§ **Your goal**
Retype the full set of records. Keep every character identical.

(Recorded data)
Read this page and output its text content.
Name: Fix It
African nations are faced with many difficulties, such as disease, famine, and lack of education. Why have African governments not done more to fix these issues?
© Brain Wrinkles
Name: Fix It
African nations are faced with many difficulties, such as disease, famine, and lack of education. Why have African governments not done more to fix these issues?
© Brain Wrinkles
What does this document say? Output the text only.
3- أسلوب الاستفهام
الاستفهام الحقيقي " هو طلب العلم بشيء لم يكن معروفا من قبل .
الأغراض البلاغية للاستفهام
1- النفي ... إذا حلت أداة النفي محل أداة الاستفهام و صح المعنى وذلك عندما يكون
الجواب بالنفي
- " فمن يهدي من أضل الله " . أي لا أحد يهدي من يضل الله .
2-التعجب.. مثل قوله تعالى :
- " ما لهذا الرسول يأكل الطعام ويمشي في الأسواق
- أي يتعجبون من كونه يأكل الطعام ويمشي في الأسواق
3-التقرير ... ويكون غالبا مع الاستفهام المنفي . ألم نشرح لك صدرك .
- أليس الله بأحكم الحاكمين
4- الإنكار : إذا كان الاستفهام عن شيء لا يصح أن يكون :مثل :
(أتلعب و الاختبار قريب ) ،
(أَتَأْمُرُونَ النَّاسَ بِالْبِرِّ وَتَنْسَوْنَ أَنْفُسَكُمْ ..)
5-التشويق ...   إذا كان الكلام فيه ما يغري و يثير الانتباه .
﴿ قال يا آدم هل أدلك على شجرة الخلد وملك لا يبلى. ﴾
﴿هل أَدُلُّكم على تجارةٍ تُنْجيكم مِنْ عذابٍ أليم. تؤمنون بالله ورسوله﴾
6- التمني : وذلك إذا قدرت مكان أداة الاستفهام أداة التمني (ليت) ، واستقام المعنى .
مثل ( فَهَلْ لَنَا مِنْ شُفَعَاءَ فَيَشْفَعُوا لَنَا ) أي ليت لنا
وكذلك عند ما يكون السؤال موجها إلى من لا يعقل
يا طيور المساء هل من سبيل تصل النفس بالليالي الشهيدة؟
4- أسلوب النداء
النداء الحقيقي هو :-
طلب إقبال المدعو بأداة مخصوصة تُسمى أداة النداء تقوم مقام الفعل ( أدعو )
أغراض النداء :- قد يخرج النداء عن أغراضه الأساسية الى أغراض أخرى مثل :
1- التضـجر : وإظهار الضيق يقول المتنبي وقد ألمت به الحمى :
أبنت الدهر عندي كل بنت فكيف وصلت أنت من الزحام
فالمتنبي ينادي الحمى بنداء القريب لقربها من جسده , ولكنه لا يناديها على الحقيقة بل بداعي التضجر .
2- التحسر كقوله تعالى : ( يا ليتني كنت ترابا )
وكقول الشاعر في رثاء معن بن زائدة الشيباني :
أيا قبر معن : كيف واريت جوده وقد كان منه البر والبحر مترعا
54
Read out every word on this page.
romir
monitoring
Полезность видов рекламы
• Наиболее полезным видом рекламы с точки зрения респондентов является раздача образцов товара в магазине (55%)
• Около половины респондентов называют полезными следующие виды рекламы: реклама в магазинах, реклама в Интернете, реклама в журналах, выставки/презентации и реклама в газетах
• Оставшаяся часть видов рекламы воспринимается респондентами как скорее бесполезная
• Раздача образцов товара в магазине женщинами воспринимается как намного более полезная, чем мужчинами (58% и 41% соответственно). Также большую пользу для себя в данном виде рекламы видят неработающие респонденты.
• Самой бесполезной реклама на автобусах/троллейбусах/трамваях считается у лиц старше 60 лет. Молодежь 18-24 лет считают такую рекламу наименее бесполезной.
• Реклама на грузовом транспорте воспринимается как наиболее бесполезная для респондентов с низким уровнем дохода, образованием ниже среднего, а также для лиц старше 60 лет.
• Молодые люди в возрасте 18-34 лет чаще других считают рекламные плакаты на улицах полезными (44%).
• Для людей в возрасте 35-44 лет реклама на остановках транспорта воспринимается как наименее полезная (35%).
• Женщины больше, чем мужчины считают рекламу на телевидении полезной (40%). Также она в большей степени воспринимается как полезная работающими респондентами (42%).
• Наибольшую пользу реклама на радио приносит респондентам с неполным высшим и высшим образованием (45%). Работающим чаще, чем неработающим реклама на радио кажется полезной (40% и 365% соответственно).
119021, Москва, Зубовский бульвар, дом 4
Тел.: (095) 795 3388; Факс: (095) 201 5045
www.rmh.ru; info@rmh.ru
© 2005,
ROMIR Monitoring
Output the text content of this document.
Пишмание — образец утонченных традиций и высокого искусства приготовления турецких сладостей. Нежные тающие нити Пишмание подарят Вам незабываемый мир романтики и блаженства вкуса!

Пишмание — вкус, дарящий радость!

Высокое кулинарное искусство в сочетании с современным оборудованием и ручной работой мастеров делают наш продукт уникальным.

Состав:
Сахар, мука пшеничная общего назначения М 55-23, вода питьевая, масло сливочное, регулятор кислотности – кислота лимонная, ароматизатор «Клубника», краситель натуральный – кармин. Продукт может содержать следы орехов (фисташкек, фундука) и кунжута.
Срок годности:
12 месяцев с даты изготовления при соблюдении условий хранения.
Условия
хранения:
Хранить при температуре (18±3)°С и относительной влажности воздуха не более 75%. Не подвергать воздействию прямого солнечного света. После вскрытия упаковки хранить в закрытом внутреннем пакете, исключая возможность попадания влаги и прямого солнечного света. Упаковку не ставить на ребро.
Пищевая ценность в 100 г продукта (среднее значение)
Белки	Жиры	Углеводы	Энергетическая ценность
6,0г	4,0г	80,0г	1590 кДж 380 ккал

§ **Result for this exercise**
Read this page and output its text content.
Name: Fix It
African nations are faced with many difficulties, such as disease, famine, and lack of education. Why have African governments not done more to fix these issues?
© Brain Wrinkles
Name: Fix It
African nations are faced with many difficulties, such as disease, famine, and lack of education. Why have African governments not done more to fix these issues?
© Brain Wrinkles
What does this document say? Output the text only.
3- أسلوب الاستفهام
الاستفهام الحقيقي " هو طلب العلم بشيء لم يكن معروفا من قبل .
الأغراض البلاغية للاستفهام
1- النفي ... إذا حلت أداة النفي محل أداة الاستفهام و صح المعنى وذلك عندما يكون
الجواب بالنفي
- " فمن يهدي من أضل الله " . أي لا أحد يهدي من يضل الله .
2-التعجب.. مثل قوله تعالى :
- " ما لهذا الرسول يأكل الطعام ويمشي في الأسواق
- أي يتعجبون من كونه يأكل الطعام ويمشي في الأسواق
3-التقرير ... ويكون غالبا مع الاستفهام المنفي . ألم نشرح لك صدرك .
- أليس الله بأحكم الحاكمين
4- الإنكار : إذا كان الاستفهام عن شيء لا يصح أن يكون :مثل :
(أتلعب و الاختبار قريب ) ،
(أَتَأْمُرُونَ النَّاسَ بِالْبِرِّ وَتَنْسَوْنَ أَنْفُسَكُمْ ..)
5-التشويق ...   إذا كان الكلام فيه ما يغري و يثير الانتباه .
﴿ قال يا آدم هل أدلك على شجرة الخلد وملك لا يبلى. ﴾
﴿هل أَدُلُّكم على تجارةٍ تُنْجيكم مِنْ عذابٍ أليم. تؤمنون بالله ورسوله﴾
6- التمني : وذلك إذا قدرت مكان أداة الاستفهام أداة التمني (ليت) ، واستقام المعنى .
مثل ( فَهَلْ لَنَا مِنْ شُفَعَاءَ فَيَشْفَعُوا لَنَا ) أي ليت لنا
وكذلك عند ما يكون السؤال موجها إلى من لا يعقل
يا طيور المساء هل من سبيل تصل النفس بالليالي الشهيدة؟
4- أسلوب النداء
النداء الحقيقي هو :-
طلب إقبال المدعو بأداة مخصوصة تُسمى أداة النداء تقوم مقام الفعل ( أدعو )
أغراض النداء :- قد يخرج النداء عن أغراضه الأساسية الى أغراض أخرى مثل :
1- التضـجر : وإظهار الضيق يقول المتنبي وقد ألمت به الحمى :
أبنت الدهر عندي كل بنت فكيف وصلت أنت من الزحام
فالمتنبي ينادي الحمى بنداء القريب لقربها من جسده , ولكنه لا يناديها على الحقيقة بل بداعي التضجر .
2- التحسر كقوله تعالى : ( يا ليتني كنت ترابا )
وكقول الشاعر في رثاء معن بن زائدة الشيباني :
أيا قبر معن : كيف واريت جوده وقد كان منه البر والبحر مترعا
54
Read out every word on this page.
romir
monitoring
Полезность видов рекламы
• Наиболее полезным видом рекламы с точки зрения респондентов является раздача образцов товара в магазине (55%)
• Около половины респондентов называют полезными следующие виды рекламы: реклама в магазинах, реклама в Интернете, реклама в журналах, выставки/презентации и реклама в газетах
• Оставшаяся часть видов рекламы воспринимается респондентами как скорее бесполезная
• Раздача образцов товара в магазине женщинами воспринимается как намного более полезная, чем мужчинами (58% и 41% соответственно). Также большую пользу для себя в данном виде рекламы видят неработающие респонденты.
• Самой бесполезной реклама на автобусах/троллейбусах/трамваях считается у лиц старше 60 лет. Молодежь 18-24 лет считают такую рекламу наименее бесполезной.
• Реклама на грузовом транспорте воспринимается как наиболее бесполезная для респондентов с низким уровнем дохода, образованием ниже среднего, а также для лиц старше 60 лет.
• Молодые люди в возрасте 18-34 лет чаще других считают рекламные плакаты на улицах полезными (44%).
• Для людей в возрасте 35-44 лет реклама на остановках транспорта воспринимается как наименее полезная (35%).
• Женщины больше, чем мужчины считают рекламу на телевидении полезной (40%). Также она в большей степени воспринимается как полезная работающими респондентами (42%).
• Наибольшую пользу реклама на радио приносит респондентам с неполным высшим и высшим образованием (45%). Работающим чаще, чем неработающим реклама на радио кажется полезной (40% и 365% соответственно).
119021, Москва, Зубовский бульвар, дом 4
Тел.: (095) 795 3388; Факс: (095) 201 5045
www.rmh.ru; info@rmh.ru
© 2005,
ROMIR Monitoring
Output the text content of this document.
Пишмание — образец утонченных традиций и высокого искусства приготовления турецких сладостей. Нежные тающие нити Пишмание подарят Вам незабываемый мир романтики и блаженства вкуса!

Пишмание — вкус, дарящий радость!

Высокое кулинарное искусство в сочетании с современным оборудованием и ручной работой мастеров делают наш продукт уникальным.

Состав:
Сахар, мука пшеничная общего назначения М 55-23, вода питьевая, масло сливочное, регулятор кислотности – кислота лимонная, ароматизатор «Клубника», краситель натуральный – кармин. Продукт может содержать следы орехов (фисташкек, фундука) и кунжута.
Срок годности:
12 месяцев с даты изготовления при соблюдении условий хранения.
Условия
хранения:
Хранить при температуре (18±3)°С и относительной влажности воздуха не более 75%. Не подвергать воздействию прямого солнечного света. После вскрытия упаковки хранить в закрытом внутреннем пакете, исключая возможность попадания влаги и прямого солнечного света. Упаковку не ставить на ребро.
Пищевая ценность в 100 г продукта (среднее значение)
Белки	Жиры	Углеводы	Энергетическая ценность
6,0г	4,0г	80,0г	1590 кДж 380 ккал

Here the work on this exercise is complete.